Goal
The answer is a single number: how many lines hold the string "text".

[Extracted data entries]

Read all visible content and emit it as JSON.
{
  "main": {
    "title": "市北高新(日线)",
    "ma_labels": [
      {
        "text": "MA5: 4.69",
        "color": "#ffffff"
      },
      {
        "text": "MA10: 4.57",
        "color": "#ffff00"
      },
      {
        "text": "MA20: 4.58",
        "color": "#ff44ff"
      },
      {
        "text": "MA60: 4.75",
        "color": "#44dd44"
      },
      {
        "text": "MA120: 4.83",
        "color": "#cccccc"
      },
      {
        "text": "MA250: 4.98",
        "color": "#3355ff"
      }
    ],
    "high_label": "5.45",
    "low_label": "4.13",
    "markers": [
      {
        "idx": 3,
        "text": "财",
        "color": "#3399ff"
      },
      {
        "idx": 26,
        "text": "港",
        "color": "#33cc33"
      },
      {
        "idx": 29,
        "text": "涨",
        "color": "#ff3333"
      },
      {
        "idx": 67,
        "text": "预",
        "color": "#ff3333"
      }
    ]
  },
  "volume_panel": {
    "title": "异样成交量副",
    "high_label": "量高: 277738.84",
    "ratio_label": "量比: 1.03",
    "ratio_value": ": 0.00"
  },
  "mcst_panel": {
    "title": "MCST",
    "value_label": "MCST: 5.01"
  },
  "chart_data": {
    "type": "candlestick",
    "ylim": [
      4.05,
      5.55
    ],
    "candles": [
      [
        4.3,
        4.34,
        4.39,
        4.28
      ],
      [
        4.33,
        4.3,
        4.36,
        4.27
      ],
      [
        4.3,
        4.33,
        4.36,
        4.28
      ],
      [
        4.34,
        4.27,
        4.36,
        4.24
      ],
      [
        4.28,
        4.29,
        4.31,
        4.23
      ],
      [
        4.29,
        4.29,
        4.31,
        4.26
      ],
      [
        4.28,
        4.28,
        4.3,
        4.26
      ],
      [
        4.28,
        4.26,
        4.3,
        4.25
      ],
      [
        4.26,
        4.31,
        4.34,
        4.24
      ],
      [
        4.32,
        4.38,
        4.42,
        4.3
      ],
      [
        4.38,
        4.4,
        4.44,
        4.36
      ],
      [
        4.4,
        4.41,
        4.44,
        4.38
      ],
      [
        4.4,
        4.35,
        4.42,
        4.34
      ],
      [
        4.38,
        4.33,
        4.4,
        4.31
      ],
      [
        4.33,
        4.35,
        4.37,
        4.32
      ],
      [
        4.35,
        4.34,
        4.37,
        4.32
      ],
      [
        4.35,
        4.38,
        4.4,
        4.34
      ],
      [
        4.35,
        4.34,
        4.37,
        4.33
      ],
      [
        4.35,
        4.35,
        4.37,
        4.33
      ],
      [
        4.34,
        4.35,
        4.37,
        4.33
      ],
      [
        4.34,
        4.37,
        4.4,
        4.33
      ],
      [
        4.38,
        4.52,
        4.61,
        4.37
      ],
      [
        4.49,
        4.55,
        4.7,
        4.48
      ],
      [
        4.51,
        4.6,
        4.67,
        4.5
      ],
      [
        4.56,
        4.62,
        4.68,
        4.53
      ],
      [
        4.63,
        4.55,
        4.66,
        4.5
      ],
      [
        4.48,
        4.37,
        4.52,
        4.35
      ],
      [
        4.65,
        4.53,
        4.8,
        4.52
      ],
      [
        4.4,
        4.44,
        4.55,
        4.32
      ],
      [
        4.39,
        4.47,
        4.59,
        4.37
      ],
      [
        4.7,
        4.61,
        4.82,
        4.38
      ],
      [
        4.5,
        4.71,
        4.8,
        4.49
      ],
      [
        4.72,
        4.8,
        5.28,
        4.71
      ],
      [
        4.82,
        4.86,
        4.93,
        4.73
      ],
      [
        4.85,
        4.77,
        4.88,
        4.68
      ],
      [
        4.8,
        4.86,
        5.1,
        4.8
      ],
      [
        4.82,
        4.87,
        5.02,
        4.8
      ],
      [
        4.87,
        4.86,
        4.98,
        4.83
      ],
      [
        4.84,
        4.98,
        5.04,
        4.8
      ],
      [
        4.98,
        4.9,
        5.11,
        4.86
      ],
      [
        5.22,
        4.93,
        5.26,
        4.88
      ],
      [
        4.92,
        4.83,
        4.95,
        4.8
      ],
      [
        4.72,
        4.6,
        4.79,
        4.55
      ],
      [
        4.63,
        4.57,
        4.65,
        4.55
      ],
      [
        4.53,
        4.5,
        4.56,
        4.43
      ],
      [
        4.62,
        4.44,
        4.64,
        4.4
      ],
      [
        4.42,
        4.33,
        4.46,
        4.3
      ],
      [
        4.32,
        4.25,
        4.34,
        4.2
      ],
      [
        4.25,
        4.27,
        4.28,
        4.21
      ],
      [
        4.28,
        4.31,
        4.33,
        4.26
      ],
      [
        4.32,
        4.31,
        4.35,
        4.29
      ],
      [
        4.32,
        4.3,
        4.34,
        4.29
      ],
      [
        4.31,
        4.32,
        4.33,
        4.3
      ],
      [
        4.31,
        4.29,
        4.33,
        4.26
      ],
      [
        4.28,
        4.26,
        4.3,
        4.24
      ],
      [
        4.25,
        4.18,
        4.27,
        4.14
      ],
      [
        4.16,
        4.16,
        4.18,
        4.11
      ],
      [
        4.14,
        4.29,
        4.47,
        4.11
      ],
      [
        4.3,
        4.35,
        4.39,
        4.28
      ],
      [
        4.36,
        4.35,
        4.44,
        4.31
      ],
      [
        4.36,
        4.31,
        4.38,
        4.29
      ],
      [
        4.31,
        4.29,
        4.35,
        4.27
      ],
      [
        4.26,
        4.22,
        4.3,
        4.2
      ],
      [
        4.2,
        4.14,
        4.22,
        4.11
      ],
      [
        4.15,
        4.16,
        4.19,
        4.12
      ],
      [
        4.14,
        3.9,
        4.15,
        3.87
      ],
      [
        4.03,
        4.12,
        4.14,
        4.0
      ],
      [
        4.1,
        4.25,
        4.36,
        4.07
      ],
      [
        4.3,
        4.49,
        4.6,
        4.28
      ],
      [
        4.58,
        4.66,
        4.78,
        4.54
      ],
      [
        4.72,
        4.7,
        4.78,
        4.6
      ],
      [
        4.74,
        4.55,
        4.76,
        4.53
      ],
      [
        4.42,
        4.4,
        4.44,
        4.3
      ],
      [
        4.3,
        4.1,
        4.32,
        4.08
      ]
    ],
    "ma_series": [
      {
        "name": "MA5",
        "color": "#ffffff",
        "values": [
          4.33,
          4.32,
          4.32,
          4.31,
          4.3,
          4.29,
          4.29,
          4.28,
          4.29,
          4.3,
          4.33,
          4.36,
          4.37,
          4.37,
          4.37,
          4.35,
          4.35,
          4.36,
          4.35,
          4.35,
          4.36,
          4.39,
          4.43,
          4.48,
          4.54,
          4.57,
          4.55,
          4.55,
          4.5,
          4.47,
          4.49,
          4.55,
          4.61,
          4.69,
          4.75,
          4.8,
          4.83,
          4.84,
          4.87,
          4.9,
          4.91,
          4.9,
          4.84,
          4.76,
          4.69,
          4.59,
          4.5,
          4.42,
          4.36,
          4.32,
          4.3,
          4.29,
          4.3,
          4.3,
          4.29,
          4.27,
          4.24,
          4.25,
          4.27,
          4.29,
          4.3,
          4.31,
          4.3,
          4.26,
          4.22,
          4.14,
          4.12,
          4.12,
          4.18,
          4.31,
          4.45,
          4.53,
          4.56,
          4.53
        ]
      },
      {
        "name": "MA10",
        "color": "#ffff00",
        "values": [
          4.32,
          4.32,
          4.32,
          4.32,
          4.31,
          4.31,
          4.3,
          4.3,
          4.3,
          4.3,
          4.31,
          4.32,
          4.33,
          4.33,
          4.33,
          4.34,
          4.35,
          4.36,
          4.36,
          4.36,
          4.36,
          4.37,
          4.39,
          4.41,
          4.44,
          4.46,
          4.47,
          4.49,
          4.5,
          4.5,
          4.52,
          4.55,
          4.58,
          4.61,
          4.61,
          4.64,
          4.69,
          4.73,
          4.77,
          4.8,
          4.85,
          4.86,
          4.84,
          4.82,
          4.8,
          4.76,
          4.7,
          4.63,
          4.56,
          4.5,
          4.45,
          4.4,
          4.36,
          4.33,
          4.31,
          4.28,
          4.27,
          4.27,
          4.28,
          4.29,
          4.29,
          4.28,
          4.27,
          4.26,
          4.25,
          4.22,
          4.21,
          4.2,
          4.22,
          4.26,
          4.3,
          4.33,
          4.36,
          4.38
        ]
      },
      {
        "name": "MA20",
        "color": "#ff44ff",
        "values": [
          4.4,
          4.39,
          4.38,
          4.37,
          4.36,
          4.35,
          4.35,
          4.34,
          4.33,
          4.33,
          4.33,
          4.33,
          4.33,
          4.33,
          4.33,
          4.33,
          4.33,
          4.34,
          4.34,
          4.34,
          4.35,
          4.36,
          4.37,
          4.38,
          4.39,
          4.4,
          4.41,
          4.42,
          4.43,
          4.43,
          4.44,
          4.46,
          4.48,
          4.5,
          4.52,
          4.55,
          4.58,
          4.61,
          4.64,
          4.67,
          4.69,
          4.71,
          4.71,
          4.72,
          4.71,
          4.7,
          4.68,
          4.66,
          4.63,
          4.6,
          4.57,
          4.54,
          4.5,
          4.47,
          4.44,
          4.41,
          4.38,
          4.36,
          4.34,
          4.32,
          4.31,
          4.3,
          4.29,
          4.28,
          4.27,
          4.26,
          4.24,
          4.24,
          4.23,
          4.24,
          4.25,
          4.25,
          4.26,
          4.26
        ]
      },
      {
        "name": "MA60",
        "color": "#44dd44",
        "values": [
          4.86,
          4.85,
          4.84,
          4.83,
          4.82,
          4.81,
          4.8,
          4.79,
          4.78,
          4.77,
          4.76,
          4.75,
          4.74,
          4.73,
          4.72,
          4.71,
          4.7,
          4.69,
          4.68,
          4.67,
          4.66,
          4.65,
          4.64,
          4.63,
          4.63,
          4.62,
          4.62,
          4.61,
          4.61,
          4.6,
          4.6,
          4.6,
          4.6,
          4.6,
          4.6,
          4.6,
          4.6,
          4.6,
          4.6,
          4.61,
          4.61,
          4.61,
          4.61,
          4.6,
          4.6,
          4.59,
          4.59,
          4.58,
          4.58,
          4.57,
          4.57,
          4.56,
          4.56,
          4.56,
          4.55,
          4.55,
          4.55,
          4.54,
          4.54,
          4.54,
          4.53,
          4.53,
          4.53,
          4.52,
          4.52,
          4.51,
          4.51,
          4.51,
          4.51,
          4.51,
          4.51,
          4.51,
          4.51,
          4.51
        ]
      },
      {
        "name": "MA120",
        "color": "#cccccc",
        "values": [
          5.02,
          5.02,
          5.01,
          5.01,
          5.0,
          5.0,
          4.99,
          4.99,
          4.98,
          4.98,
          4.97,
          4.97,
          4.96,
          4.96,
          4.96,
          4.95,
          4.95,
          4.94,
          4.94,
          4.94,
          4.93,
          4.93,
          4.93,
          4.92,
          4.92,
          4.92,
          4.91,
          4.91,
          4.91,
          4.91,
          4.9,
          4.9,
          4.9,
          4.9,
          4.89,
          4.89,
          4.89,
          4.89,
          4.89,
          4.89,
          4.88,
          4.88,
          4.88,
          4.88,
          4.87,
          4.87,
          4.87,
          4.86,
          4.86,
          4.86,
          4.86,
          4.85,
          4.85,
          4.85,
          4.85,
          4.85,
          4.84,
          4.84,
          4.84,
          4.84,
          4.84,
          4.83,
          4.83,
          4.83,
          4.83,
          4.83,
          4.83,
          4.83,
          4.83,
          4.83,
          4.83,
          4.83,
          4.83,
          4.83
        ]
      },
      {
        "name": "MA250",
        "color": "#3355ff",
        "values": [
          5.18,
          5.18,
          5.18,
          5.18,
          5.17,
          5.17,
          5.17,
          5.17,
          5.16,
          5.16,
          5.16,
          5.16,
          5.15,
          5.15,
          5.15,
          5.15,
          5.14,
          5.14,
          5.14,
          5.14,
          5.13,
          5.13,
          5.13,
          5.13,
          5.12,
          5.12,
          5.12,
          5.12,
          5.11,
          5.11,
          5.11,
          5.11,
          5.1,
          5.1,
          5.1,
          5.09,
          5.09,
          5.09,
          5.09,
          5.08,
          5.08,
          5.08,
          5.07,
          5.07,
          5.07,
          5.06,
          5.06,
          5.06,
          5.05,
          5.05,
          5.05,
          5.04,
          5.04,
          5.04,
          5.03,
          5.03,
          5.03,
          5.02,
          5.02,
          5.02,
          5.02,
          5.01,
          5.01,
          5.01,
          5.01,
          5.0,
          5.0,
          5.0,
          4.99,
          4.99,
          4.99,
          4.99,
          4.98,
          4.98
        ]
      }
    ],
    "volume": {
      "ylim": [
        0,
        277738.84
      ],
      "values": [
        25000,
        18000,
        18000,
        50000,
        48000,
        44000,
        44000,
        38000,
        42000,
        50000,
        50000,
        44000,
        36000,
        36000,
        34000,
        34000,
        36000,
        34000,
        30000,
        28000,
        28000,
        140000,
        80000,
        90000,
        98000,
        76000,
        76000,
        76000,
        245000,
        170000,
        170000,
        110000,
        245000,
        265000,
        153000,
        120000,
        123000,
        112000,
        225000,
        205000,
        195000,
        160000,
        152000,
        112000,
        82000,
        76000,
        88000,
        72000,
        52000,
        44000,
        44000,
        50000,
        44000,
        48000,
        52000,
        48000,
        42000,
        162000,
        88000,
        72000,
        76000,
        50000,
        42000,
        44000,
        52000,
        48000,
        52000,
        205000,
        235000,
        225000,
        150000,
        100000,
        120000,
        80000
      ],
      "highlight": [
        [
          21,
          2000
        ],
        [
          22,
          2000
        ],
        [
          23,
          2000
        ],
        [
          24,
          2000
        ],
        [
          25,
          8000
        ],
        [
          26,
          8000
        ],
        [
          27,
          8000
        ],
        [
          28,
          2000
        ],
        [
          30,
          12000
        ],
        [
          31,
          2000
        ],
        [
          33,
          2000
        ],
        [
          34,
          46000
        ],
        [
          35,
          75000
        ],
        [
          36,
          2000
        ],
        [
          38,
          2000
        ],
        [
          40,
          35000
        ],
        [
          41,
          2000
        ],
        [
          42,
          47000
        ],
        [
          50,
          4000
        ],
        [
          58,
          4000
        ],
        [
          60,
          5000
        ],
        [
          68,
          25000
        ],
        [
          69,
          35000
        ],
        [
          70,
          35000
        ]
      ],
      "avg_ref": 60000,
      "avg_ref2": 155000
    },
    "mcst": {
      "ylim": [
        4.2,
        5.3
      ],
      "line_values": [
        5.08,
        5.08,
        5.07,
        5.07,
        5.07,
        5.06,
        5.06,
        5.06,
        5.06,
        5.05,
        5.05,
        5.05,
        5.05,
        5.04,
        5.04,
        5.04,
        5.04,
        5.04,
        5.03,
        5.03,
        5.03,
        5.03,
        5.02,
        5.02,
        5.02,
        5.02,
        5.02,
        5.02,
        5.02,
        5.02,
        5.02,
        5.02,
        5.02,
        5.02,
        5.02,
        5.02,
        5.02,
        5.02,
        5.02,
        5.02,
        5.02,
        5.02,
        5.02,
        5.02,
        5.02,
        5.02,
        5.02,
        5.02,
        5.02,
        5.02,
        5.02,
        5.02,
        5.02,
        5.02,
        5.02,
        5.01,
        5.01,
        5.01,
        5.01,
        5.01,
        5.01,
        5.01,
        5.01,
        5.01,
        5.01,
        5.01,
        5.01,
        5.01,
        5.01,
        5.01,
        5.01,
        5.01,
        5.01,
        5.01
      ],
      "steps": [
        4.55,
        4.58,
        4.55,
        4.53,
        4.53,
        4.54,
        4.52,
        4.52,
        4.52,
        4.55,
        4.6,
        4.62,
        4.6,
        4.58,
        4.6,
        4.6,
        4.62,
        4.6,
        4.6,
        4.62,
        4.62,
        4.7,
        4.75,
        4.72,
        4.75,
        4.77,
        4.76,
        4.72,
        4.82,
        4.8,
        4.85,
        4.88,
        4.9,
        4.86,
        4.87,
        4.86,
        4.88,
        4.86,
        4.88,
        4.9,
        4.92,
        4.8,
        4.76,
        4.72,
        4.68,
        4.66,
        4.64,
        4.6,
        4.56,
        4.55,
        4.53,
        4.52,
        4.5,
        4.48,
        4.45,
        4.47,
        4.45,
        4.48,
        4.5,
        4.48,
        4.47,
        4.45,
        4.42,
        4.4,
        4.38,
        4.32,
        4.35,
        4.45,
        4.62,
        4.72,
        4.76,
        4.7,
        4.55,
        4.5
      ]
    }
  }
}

Answer in full
10